_OBJECTIVE:_ Among the records below, find each line that includes the string "Steindamm" and copy it.

_MATERIALS PROVIDED:_
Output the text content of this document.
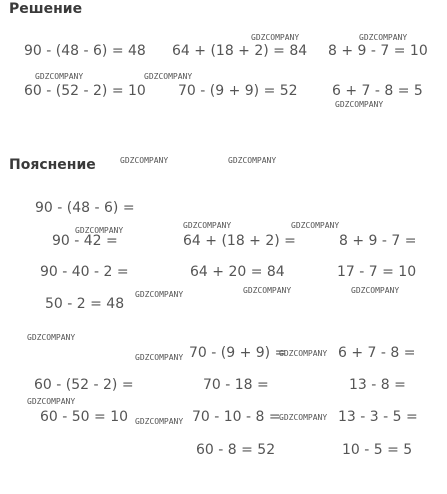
Решение
Пояснение
90 - (48 - 6) = 48 64 + (18 + 2) = 84 8 + 9 - 7 = 10
60 - (52 - 2) = 10 70 - (9 + 9) = 52 6 + 7 - 8 = 5
90 - (48 - 6) =
90 - 42 =
90 - 40 - 2 =
50 - 2 = 48
64 + (18 + 2) =
64 + 20 = 84
8 + 9 - 7 =
17 - 7 = 10
60 - (52 - 2) =
60 - 50 = 10
70 - (9 + 9) =
70 - 18 =
70 - 10 - 8 =
60 - 8 = 52
6 + 7 - 8 =
13 - 8 =
13 - 3 - 5 =
10 - 5 = 5
GDZCOMPANY	GDZCOMPANY
GDZCOMPANY	GDZCOMPANY
GDZCOMPANY
GDZCOMPANY	GDZCOMPANY
GDZCOMPANY	GDZCOMPANY
GDZCOMPANY
GDZCOMPANY	GDZCOMPANY
GDZCOMPANY
GDZCOMPANY
GDZCOMPANY	GDZCOMPANY
GDZCOMPANY
GDZCOMPANY	GDZCOMPANY
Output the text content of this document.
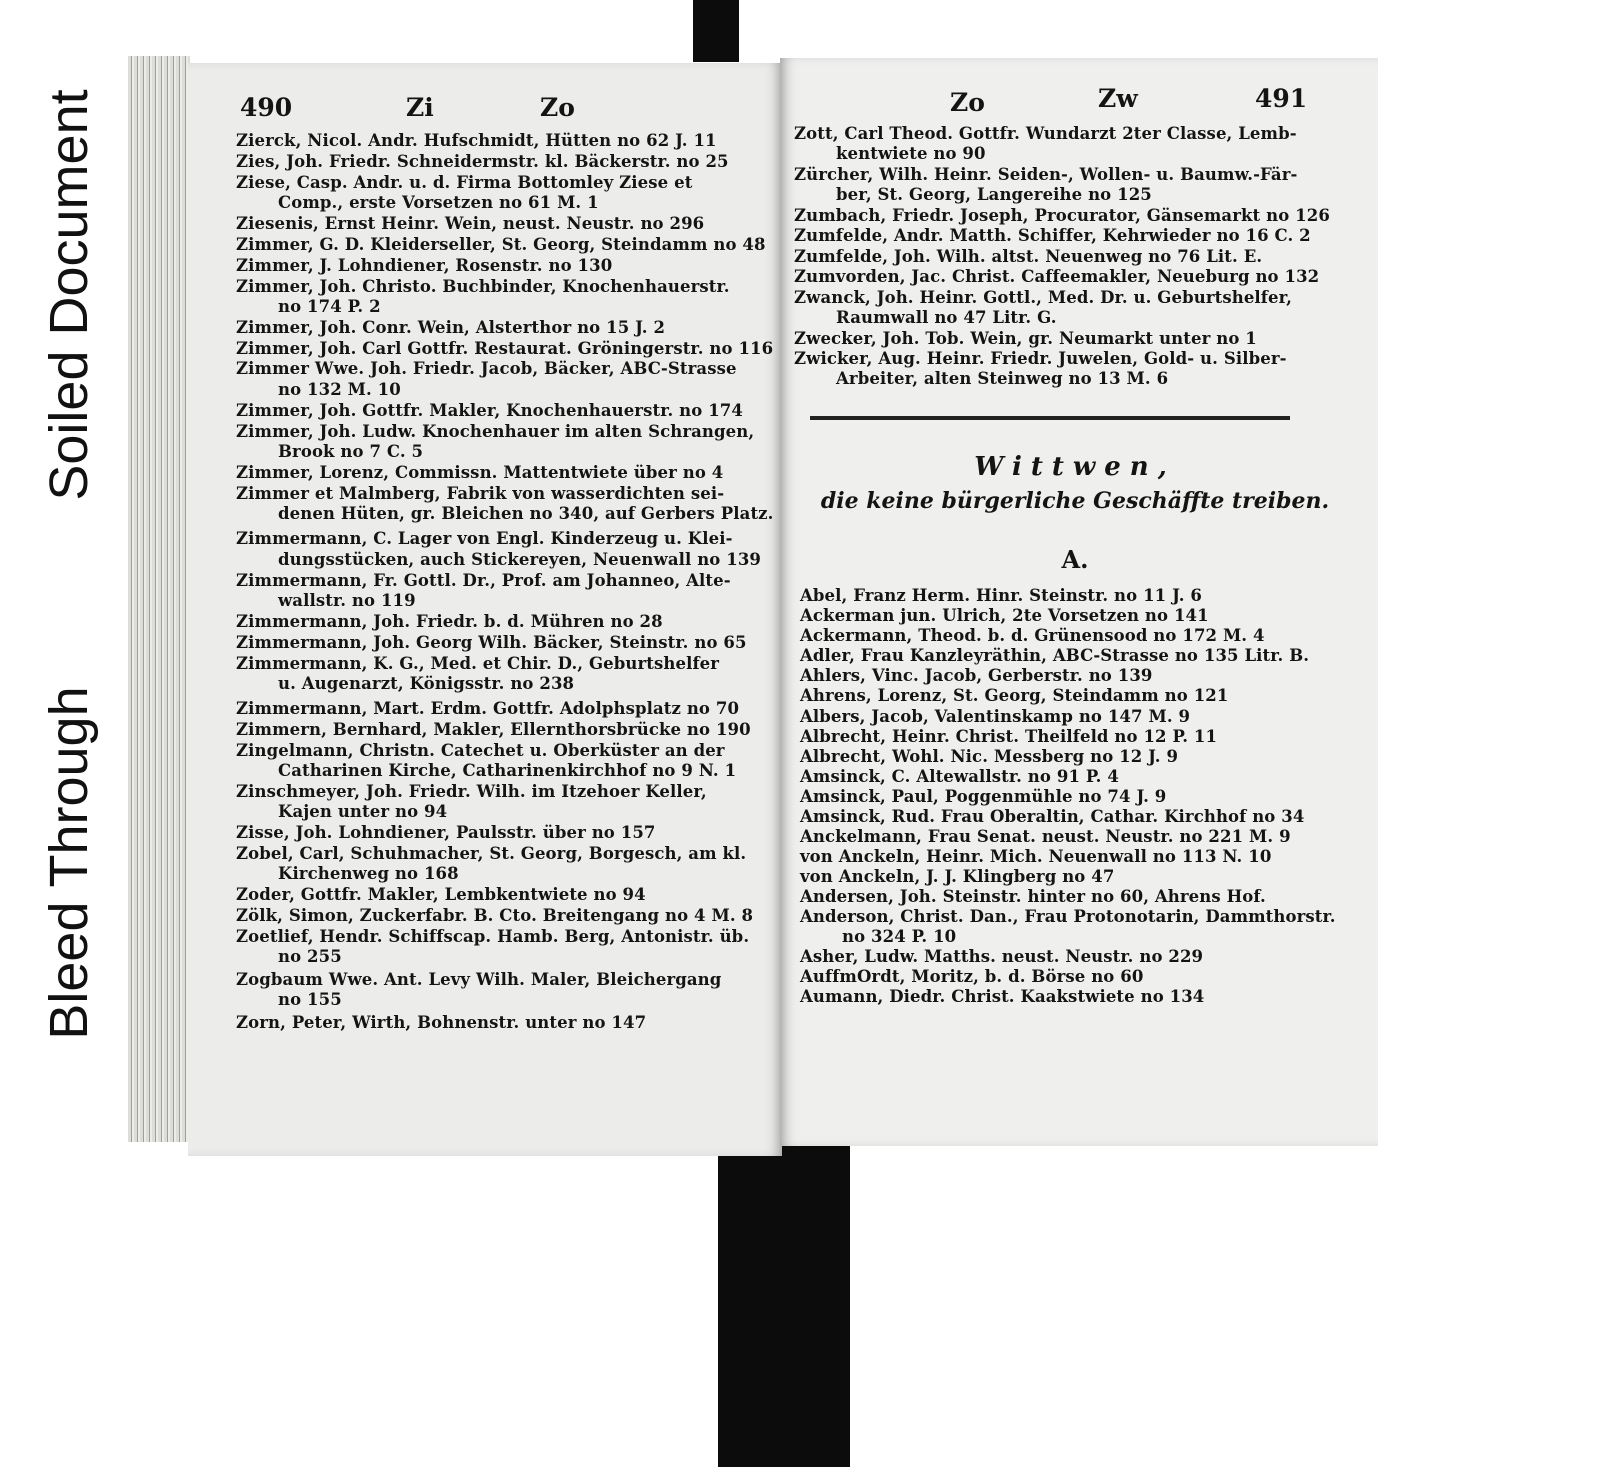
Soiled Document
Bleed Through
490	Zi	Zo
Zierck, Nicol. Andr. Hufschmidt, Hütten no 62 J. 11
Zies, Joh. Friedr. Schneidermstr. kl. Bäckerstr. no 25
Ziese, Casp. Andr. u. d. Firma Bottomley Ziese et
Comp., erste Vorsetzen no 61 M. 1
Ziesenis, Ernst Heinr. Wein, neust. Neustr. no 296
Zimmer, G. D. Kleiderseller, St. Georg, Steindamm no 48
Zimmer, J. Lohndiener, Rosenstr. no 130
Zimmer, Joh. Christo. Buchbinder, Knochenhauerstr.
no 174 P. 2
Zimmer, Joh. Conr. Wein, Alsterthor no 15 J. 2
Zimmer, Joh. Carl Gottfr. Restaurat. Gröningerstr. no 116
Zimmer Wwe. Joh. Friedr. Jacob, Bäcker, ABC-Strasse
no 132 M. 10
Zimmer, Joh. Gottfr. Makler, Knochenhauerstr. no 174
Zimmer, Joh. Ludw. Knochenhauer im alten Schrangen,
Brook no 7 C. 5
Zimmer, Lorenz, Commissn. Mattentwiete über no 4
Zimmer et Malmberg, Fabrik von wasserdichten sei-
denen Hüten, gr. Bleichen no 340, auf Gerbers Platz.
Zimmermann, C. Lager von Engl. Kinderzeug u. Klei-
dungsstücken, auch Stickereyen, Neuenwall no 139
Zimmermann, Fr. Gottl. Dr., Prof. am Johanneo, Alte-
wallstr. no 119
Zimmermann, Joh. Friedr. b. d. Mühren no 28
Zimmermann, Joh. Georg Wilh. Bäcker, Steinstr. no 65
Zimmermann, K. G., Med. et Chir. D., Geburtshelfer
u. Augenarzt, Königsstr. no 238
Zimmermann, Mart. Erdm. Gottfr. Adolphsplatz no 70
Zimmern, Bernhard, Makler, Ellernthorsbrücke no 190
Zingelmann, Christn. Catechet u. Oberküster an der
Catharinen Kirche, Catharinenkirchhof no 9 N. 1
Zinschmeyer, Joh. Friedr. Wilh. im Itzehoer Keller,
Kajen unter no 94
Zisse, Joh. Lohndiener, Paulsstr. über no 157
Zobel, Carl, Schuhmacher, St. Georg, Borgesch, am kl.
Kirchenweg no 168
Zoder, Gottfr. Makler, Lembkentwiete no 94
Zölk, Simon, Zuckerfabr. B. Cto. Breitengang no 4 M. 8
Zoetlief, Hendr. Schiffscap. Hamb. Berg, Antonistr. üb.
no 255
Zogbaum Wwe. Ant. Levy Wilh. Maler, Bleichergang
no 155
Zorn, Peter, Wirth, Bohnenstr. unter no 147
Zo	Zw	491
Zott, Carl Theod. Gottfr. Wundarzt 2ter Classe, Lemb-
kentwiete no 90
Zürcher, Wilh. Heinr. Seiden-, Wollen- u. Baumw.-Fär-
ber, St. Georg, Langereihe no 125
Zumbach, Friedr. Joseph, Procurator, Gänsemarkt no 126
Zumfelde, Andr. Matth. Schiffer, Kehrwieder no 16 C. 2
Zumfelde, Joh. Wilh. altst. Neuenweg no 76 Lit. E.
Zumvorden, Jac. Christ. Caffeemakler, Neueburg no 132
Zwanck, Joh. Heinr. Gottl., Med. Dr. u. Geburtshelfer,
Raumwall no 47 Litr. G.
Zwecker, Joh. Tob. Wein, gr. Neumarkt unter no 1
Zwicker, Aug. Heinr. Friedr. Juwelen, Gold- u. Silber-
Arbeiter, alten Steinweg no 13 M. 6
Wittwen,
die keine bürgerliche Geschäffte treiben.
A.
Abel, Franz Herm. Hinr. Steinstr. no 11 J. 6
Ackerman jun. Ulrich, 2te Vorsetzen no 141
Ackermann, Theod. b. d. Grünensood no 172 M. 4
Adler, Frau Kanzleyräthin, ABC-Strasse no 135 Litr. B.
Ahlers, Vinc. Jacob, Gerberstr. no 139
Ahrens, Lorenz, St. Georg, Steindamm no 121
Albers, Jacob, Valentinskamp no 147 M. 9
Albrecht, Heinr. Christ. Theilfeld no 12 P. 11
Albrecht, Wohl. Nic. Messberg no 12 J. 9
Amsinck, C. Altewallstr. no 91 P. 4
Amsinck, Paul, Poggenmühle no 74 J. 9
Amsinck, Rud. Frau Oberaltin, Cathar. Kirchhof no 34
Anckelmann, Frau Senat. neust. Neustr. no 221 M. 9
von Anckeln, Heinr. Mich. Neuenwall no 113 N. 10
von Anckeln, J. J. Klingberg no 47
Andersen, Joh. Steinstr. hinter no 60, Ahrens Hof.
Anderson, Christ. Dan., Frau Protonotarin, Dammthorstr.
no 324 P. 10
Asher, Ludw. Matths. neust. Neustr. no 229
AuffmOrdt, Moritz, b. d. Börse no 60
Aumann, Diedr. Christ. Kaakstwiete no 134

_WRITTEN SOLUTION:_
Zimmer, G. D. Kleiderseller, St. Georg, Steindamm no 48
Ahrens, Lorenz, St. Georg, Steindamm no 121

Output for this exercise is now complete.